• GIVEN PROBLEM: Please transcribe the listing below in full and word for word, without its pictures.
START GIVEN INFORMATION
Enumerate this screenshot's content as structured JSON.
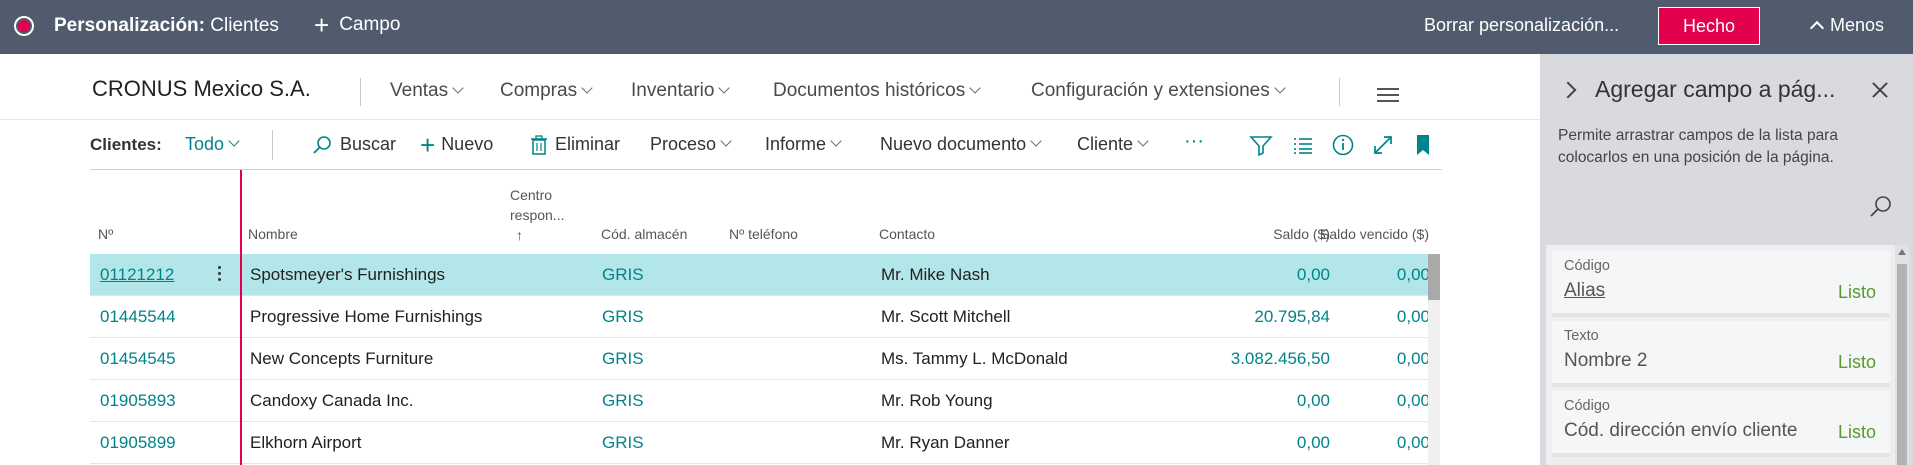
{
  "topbar": {
    "title_bold": "Personalización:",
    "title_rest": " Clientes",
    "campo_label": "Campo",
    "borrar_label": "Borrar personalización...",
    "hecho_label": "Hecho",
    "menos_label": "Menos",
    "bg_color": "#505c6d",
    "accent_color": "#e3004f"
  },
  "nav": {
    "company": "CRONUS Mexico S.A.",
    "items": [
      {
        "label": "Ventas"
      },
      {
        "label": "Compras"
      },
      {
        "label": "Inventario"
      },
      {
        "label": "Documentos históricos"
      },
      {
        "label": "Configuración y extensiones"
      }
    ]
  },
  "actions": {
    "list_label": "Clientes:",
    "filter_value": "Todo",
    "buscar": "Buscar",
    "nuevo": "Nuevo",
    "eliminar": "Eliminar",
    "proceso": "Proceso",
    "informe": "Informe",
    "nuevo_documento": "Nuevo documento",
    "cliente": "Cliente",
    "more": "···"
  },
  "grid": {
    "columns": {
      "no": "Nº",
      "nombre": "Nombre",
      "centro_line1": "Centro",
      "centro_line2": "respon...",
      "centro_sort": "↑",
      "almacen": "Cód. almacén",
      "telefono": "Nº teléfono",
      "contacto": "Contacto",
      "saldo": "Saldo ($)",
      "saldo_vencido": "Saldo vencido ($)"
    },
    "rows": [
      {
        "no": "01121212",
        "nombre": "Spotsmeyer's Furnishings",
        "almacen": "GRIS",
        "contacto": "Mr. Mike Nash",
        "saldo": "0,00",
        "vencido": "0,00"
      },
      {
        "no": "01445544",
        "nombre": "Progressive Home Furnishings",
        "almacen": "GRIS",
        "contacto": "Mr. Scott Mitchell",
        "saldo": "20.795,84",
        "vencido": "0,00"
      },
      {
        "no": "01454545",
        "nombre": "New Concepts Furniture",
        "almacen": "GRIS",
        "contacto": "Ms. Tammy L. McDonald",
        "saldo": "3.082.456,50",
        "vencido": "0,00"
      },
      {
        "no": "01905893",
        "nombre": "Candoxy Canada Inc.",
        "almacen": "GRIS",
        "contacto": "Mr. Rob Young",
        "saldo": "0,00",
        "vencido": "0,00"
      },
      {
        "no": "01905899",
        "nombre": "Elkhorn Airport",
        "almacen": "GRIS",
        "contacto": "Mr. Ryan Danner",
        "saldo": "0,00",
        "vencido": "0,00"
      }
    ],
    "selected_row_color": "#b3e6e9",
    "link_color": "#008489"
  },
  "panel": {
    "title": "Agregar campo a pág...",
    "description": "Permite arrastrar campos de la lista para colocarlos en una posición de la página.",
    "fields": [
      {
        "type": "Código",
        "name": "Alias",
        "status": "Listo"
      },
      {
        "type": "Texto",
        "name": "Nombre 2",
        "status": "Listo"
      },
      {
        "type": "Código",
        "name": "Cód. dirección envío cliente",
        "status": "Listo"
      }
    ],
    "status_color": "#5a9a2c"
  }
}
END GIVEN INFORMATION
• FINAL ANSWER:
Enumerate this screenshot's content as structured JSON.
{
  "topbar": {
    "title_bold": "Personalización:",
    "title_rest": " Clientes",
    "campo_label": "Campo",
    "borrar_label": "Borrar personalización...",
    "hecho_label": "Hecho",
    "menos_label": "Menos",
    "bg_color": "#505c6d",
    "accent_color": "#e3004f"
  },
  "nav": {
    "company": "CRONUS Mexico S.A.",
    "items": [
      {
        "label": "Ventas"
      },
      {
        "label": "Compras"
      },
      {
        "label": "Inventario"
      },
      {
        "label": "Documentos históricos"
      },
      {
        "label": "Configuración y extensiones"
      }
    ]
  },
  "actions": {
    "list_label": "Clientes:",
    "filter_value": "Todo",
    "buscar": "Buscar",
    "nuevo": "Nuevo",
    "eliminar": "Eliminar",
    "proceso": "Proceso",
    "informe": "Informe",
    "nuevo_documento": "Nuevo documento",
    "cliente": "Cliente",
    "more": "···"
  },
  "grid": {
    "columns": {
      "no": "Nº",
      "nombre": "Nombre",
      "centro_line1": "Centro",
      "centro_line2": "respon...",
      "centro_sort": "↑",
      "almacen": "Cód. almacén",
      "telefono": "Nº teléfono",
      "contacto": "Contacto",
      "saldo": "Saldo ($)",
      "saldo_vencido": "Saldo vencido ($)"
    },
    "rows": [
      {
        "no": "01121212",
        "nombre": "Spotsmeyer's Furnishings",
        "almacen": "GRIS",
        "contacto": "Mr. Mike Nash",
        "saldo": "0,00",
        "vencido": "0,00"
      },
      {
        "no": "01445544",
        "nombre": "Progressive Home Furnishings",
        "almacen": "GRIS",
        "contacto": "Mr. Scott Mitchell",
        "saldo": "20.795,84",
        "vencido": "0,00"
      },
      {
        "no": "01454545",
        "nombre": "New Concepts Furniture",
        "almacen": "GRIS",
        "contacto": "Ms. Tammy L. McDonald",
        "saldo": "3.082.456,50",
        "vencido": "0,00"
      },
      {
        "no": "01905893",
        "nombre": "Candoxy Canada Inc.",
        "almacen": "GRIS",
        "contacto": "Mr. Rob Young",
        "saldo": "0,00",
        "vencido": "0,00"
      },
      {
        "no": "01905899",
        "nombre": "Elkhorn Airport",
        "almacen": "GRIS",
        "contacto": "Mr. Ryan Danner",
        "saldo": "0,00",
        "vencido": "0,00"
      }
    ],
    "selected_row_color": "#b3e6e9",
    "link_color": "#008489"
  },
  "panel": {
    "title": "Agregar campo a pág...",
    "description": "Permite arrastrar campos de la lista para colocarlos en una posición de la página.",
    "fields": [
      {
        "type": "Código",
        "name": "Alias",
        "status": "Listo"
      },
      {
        "type": "Texto",
        "name": "Nombre 2",
        "status": "Listo"
      },
      {
        "type": "Código",
        "name": "Cód. dirección envío cliente",
        "status": "Listo"
      }
    ],
    "status_color": "#5a9a2c"
  }
}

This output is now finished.